* _WRITTEN REQUEST_
Pull out every line from the listing that has the word "Course".

* _RECORD EXTRACTS_
>>>>
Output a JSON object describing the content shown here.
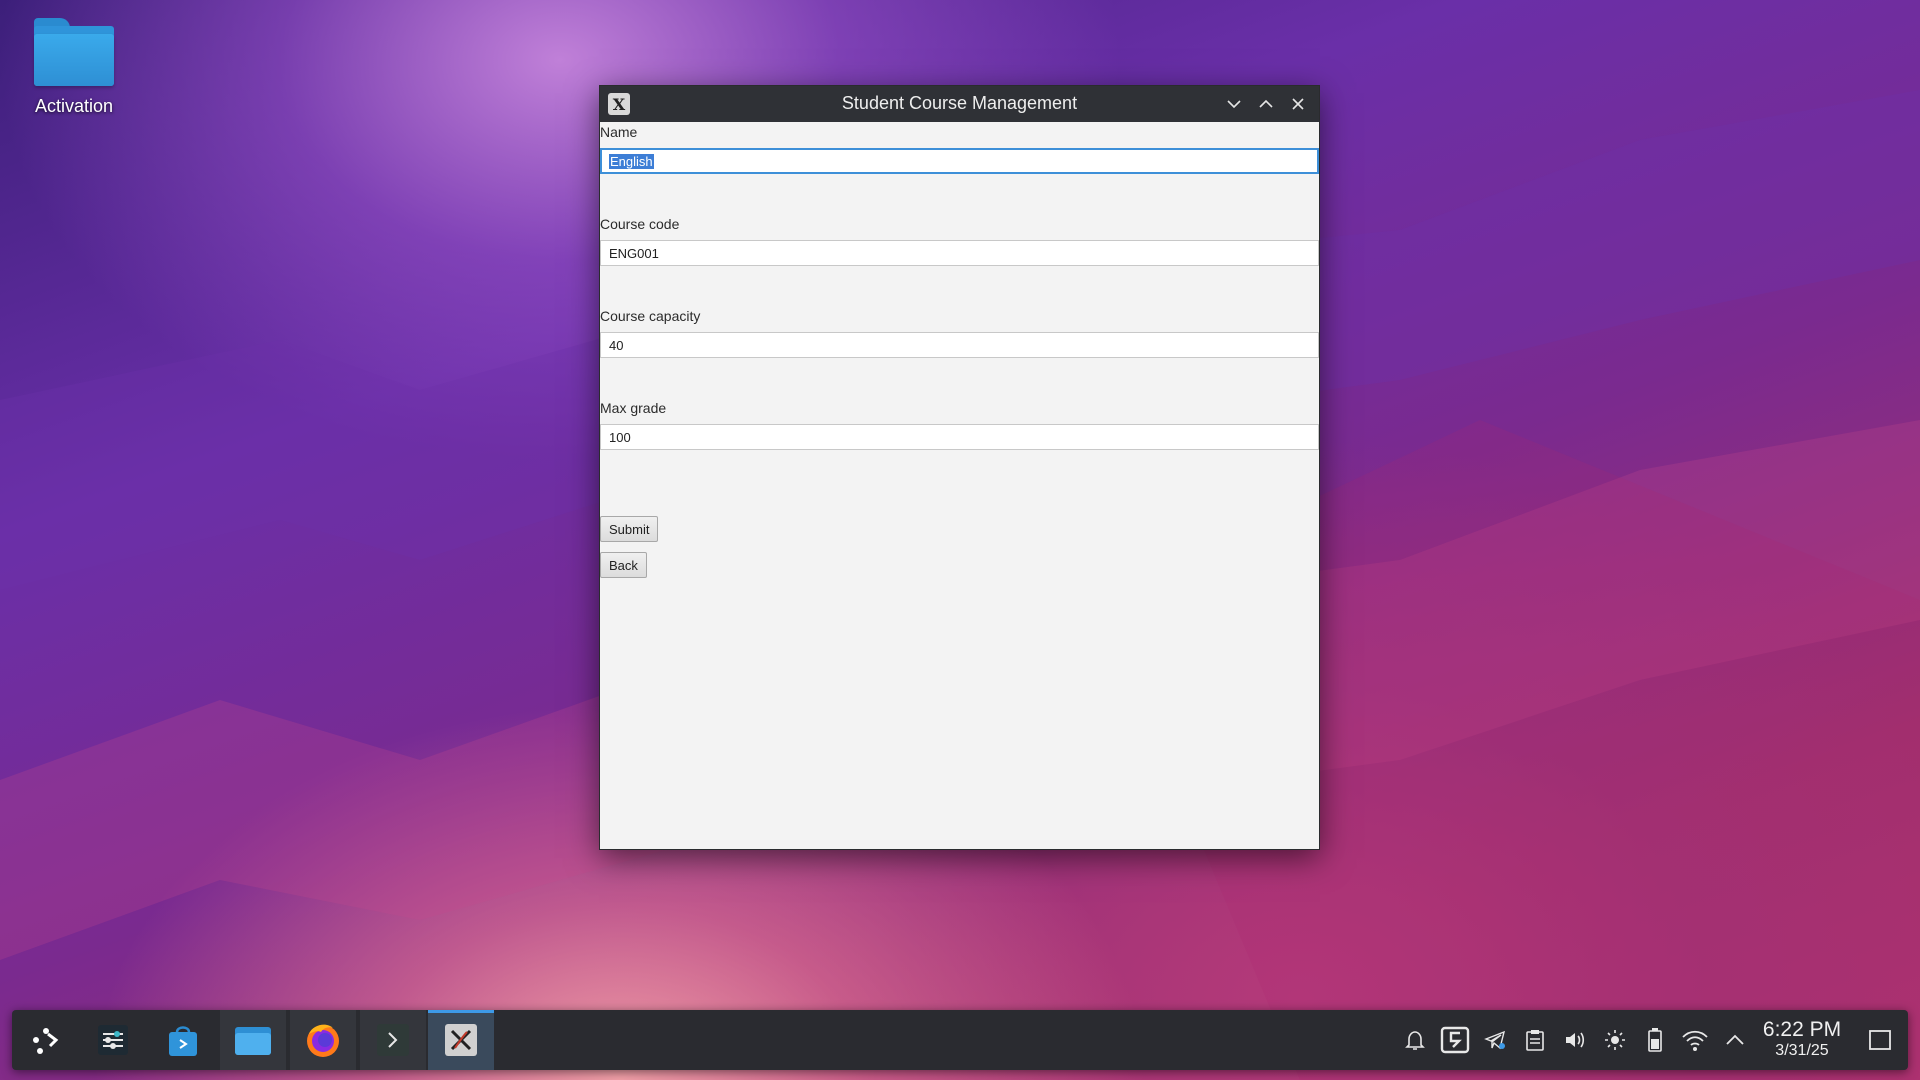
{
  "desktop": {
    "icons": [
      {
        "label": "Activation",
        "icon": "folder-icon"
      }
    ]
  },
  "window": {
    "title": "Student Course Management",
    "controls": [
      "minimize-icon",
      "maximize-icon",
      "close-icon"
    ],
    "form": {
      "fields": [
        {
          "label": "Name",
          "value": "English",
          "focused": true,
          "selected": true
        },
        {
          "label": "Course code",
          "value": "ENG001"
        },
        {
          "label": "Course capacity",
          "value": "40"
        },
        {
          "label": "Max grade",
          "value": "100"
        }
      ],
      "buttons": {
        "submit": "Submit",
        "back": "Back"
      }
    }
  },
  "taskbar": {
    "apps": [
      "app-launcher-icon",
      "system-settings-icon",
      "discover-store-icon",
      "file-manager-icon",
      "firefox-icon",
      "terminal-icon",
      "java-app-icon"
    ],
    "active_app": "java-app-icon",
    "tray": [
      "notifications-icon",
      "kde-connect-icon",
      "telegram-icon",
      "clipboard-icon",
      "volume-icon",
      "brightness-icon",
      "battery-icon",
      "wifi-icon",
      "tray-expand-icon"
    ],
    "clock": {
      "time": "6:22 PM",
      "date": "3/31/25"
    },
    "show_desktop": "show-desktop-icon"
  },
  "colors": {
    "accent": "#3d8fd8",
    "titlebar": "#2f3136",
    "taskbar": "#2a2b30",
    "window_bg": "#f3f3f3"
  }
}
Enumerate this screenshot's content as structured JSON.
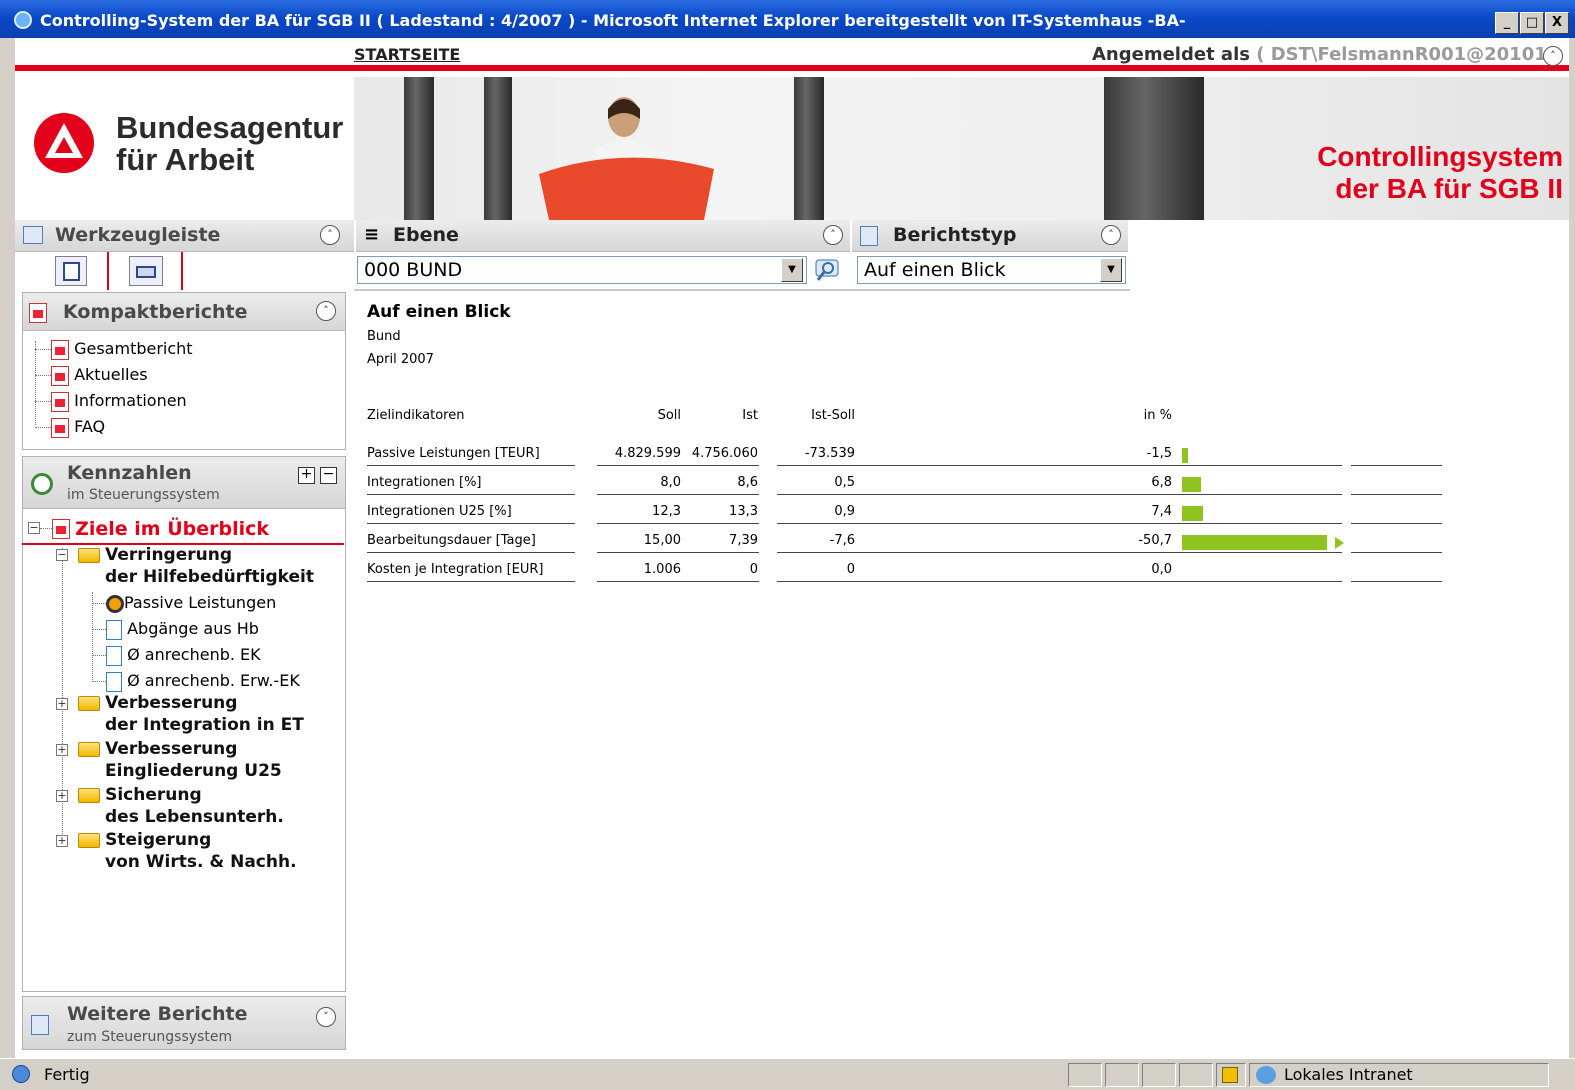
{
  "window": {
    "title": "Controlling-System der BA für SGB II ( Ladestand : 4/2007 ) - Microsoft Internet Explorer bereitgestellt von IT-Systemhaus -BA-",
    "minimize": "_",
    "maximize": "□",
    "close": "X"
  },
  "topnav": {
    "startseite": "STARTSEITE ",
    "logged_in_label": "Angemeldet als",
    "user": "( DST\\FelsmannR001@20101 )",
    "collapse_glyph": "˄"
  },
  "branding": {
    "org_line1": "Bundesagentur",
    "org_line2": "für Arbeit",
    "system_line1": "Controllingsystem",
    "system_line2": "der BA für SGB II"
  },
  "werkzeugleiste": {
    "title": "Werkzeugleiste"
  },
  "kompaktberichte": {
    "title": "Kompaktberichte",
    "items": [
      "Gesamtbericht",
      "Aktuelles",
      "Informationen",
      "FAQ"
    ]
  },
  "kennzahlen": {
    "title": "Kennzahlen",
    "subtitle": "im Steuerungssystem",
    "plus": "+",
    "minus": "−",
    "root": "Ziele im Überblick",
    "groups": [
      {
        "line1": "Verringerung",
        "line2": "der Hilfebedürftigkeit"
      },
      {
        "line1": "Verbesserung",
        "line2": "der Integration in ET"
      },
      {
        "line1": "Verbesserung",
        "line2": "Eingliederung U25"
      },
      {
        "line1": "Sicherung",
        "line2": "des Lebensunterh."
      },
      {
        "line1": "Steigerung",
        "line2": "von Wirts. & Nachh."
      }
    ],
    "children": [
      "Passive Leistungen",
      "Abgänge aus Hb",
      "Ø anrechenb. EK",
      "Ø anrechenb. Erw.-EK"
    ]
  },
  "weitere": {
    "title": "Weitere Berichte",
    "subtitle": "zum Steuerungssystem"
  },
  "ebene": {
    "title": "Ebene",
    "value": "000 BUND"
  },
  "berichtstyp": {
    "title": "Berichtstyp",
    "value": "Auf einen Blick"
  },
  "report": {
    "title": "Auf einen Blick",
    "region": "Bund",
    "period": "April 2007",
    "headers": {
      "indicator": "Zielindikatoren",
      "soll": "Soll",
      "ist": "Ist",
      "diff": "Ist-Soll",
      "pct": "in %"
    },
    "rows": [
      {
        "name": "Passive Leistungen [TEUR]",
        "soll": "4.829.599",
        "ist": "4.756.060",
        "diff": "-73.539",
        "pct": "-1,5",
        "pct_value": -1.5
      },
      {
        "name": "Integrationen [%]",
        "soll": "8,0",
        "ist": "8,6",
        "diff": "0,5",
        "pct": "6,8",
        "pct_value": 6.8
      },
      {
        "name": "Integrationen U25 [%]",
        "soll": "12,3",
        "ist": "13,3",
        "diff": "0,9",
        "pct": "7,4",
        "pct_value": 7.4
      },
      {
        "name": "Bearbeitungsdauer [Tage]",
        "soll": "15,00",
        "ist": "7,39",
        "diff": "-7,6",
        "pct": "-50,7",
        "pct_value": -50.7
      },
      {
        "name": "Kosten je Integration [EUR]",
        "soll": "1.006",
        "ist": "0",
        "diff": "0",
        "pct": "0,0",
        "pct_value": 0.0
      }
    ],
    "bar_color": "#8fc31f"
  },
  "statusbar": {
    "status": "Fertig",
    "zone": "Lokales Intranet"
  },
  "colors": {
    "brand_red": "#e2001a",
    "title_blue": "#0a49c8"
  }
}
<<<<
* _RESULT_
    "title": "Student Course Management",
          "label": "Course code",
          "label": "Course capacity",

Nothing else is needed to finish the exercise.